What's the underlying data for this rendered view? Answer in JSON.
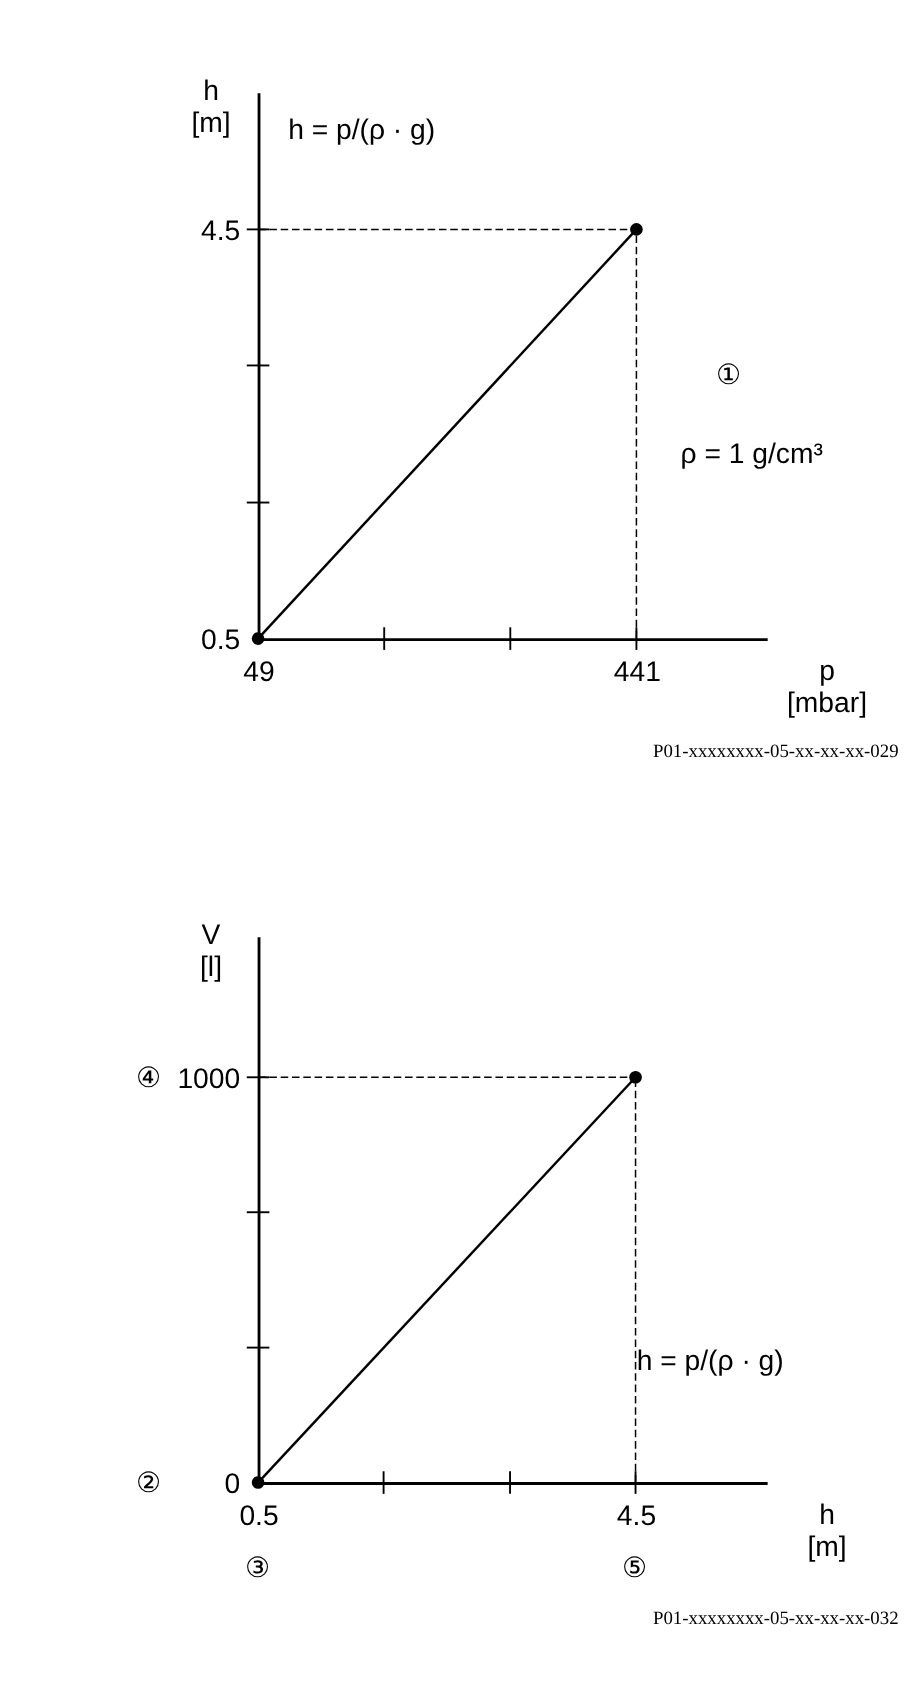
{
  "chart_data": [
    {
      "type": "line",
      "xlabel": "p\n[mbar]",
      "ylabel": "h\n[m]",
      "x": [
        49,
        441
      ],
      "series": [
        {
          "color": "#000000",
          "values": [
            0.5,
            4.5
          ]
        }
      ],
      "xlim": [
        49,
        576
      ],
      "ylim": [
        0.5,
        5.84
      ],
      "xticks": [
        49,
        {
          "value": 179.67,
          "label": null
        },
        {
          "value": 310.33,
          "label": null
        },
        441
      ],
      "yticks": [
        0.5,
        {
          "value": 1.83,
          "label": null
        },
        {
          "value": 3.17,
          "label": null
        },
        4.5
      ],
      "ref_lines": [
        {
          "axis": "y",
          "value": 4.5,
          "line_style": "dashed",
          "color": "#000000"
        },
        {
          "axis": "x",
          "value": 441,
          "line_style": "dashed",
          "color": "#000000"
        }
      ],
      "marker": "circle",
      "grid": false,
      "annotations": [
        "h = p/(ρ · g)",
        "①",
        "ρ = 1 g/cm³",
        "P01-xxxxxxxx-05-xx-xx-xx-029"
      ]
    },
    {
      "type": "line",
      "xlabel": "h\n[m]",
      "ylabel": "V\n[l]",
      "x": [
        0.5,
        4.5
      ],
      "series": [
        {
          "color": "#000000",
          "values": [
            0,
            1000
          ]
        }
      ],
      "xlim": [
        0.5,
        5.89
      ],
      "ylim": [
        0,
        1348
      ],
      "xticks": [
        0.5,
        {
          "value": 1.83,
          "label": null
        },
        {
          "value": 3.17,
          "label": null
        },
        4.5
      ],
      "yticks": [
        0,
        {
          "value": 333,
          "label": null
        },
        {
          "value": 667,
          "label": null
        },
        1000
      ],
      "ref_lines": [
        {
          "axis": "y",
          "value": 1000,
          "line_style": "dashed",
          "color": "#000000"
        },
        {
          "axis": "x",
          "value": 4.5,
          "line_style": "dashed",
          "color": "#000000"
        }
      ],
      "marker": "circle",
      "grid": false,
      "annotations": [
        "h = p/(ρ · g)",
        "④",
        "②",
        "③",
        "⑤",
        "P01-xxxxxxxx-05-xx-xx-xx-032"
      ]
    }
  ]
}
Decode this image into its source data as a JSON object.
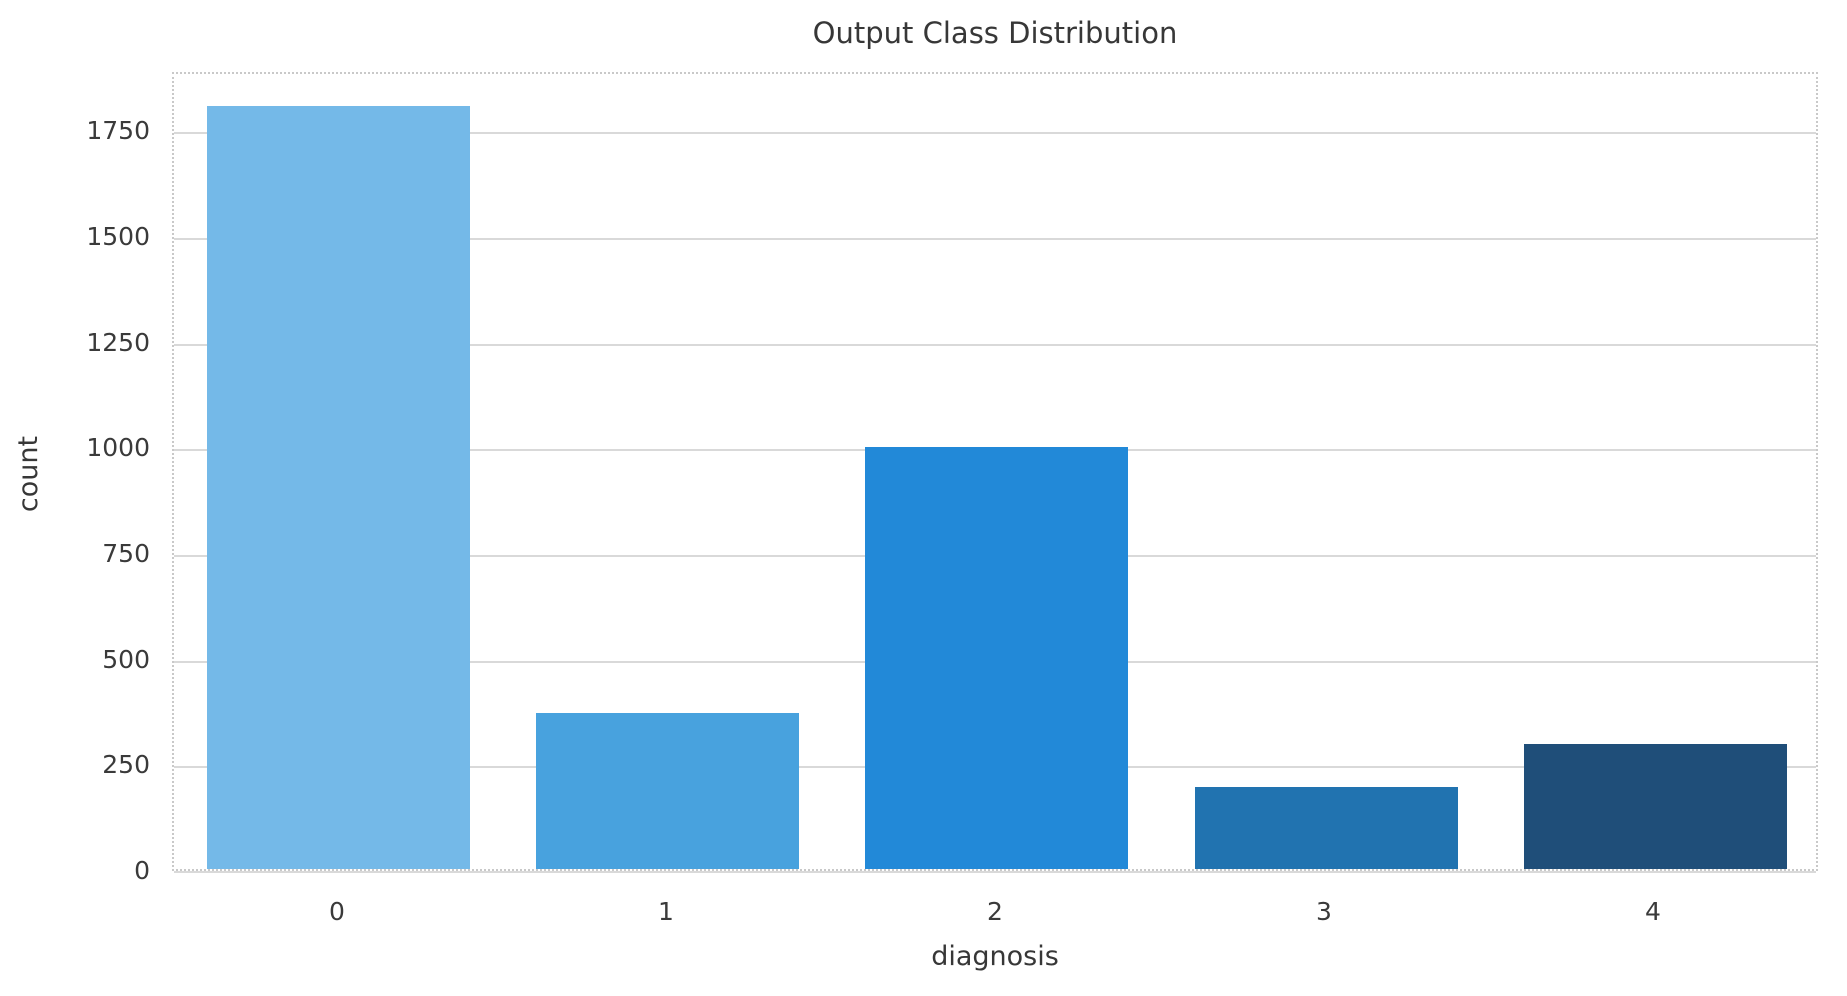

## [Objective]
From the listing, copy every line where the string "this" appears.

## [Answer to the task]
What's the underlying data for this rendered view? Answer in JSON.
Decode this image into its source data as a JSON object.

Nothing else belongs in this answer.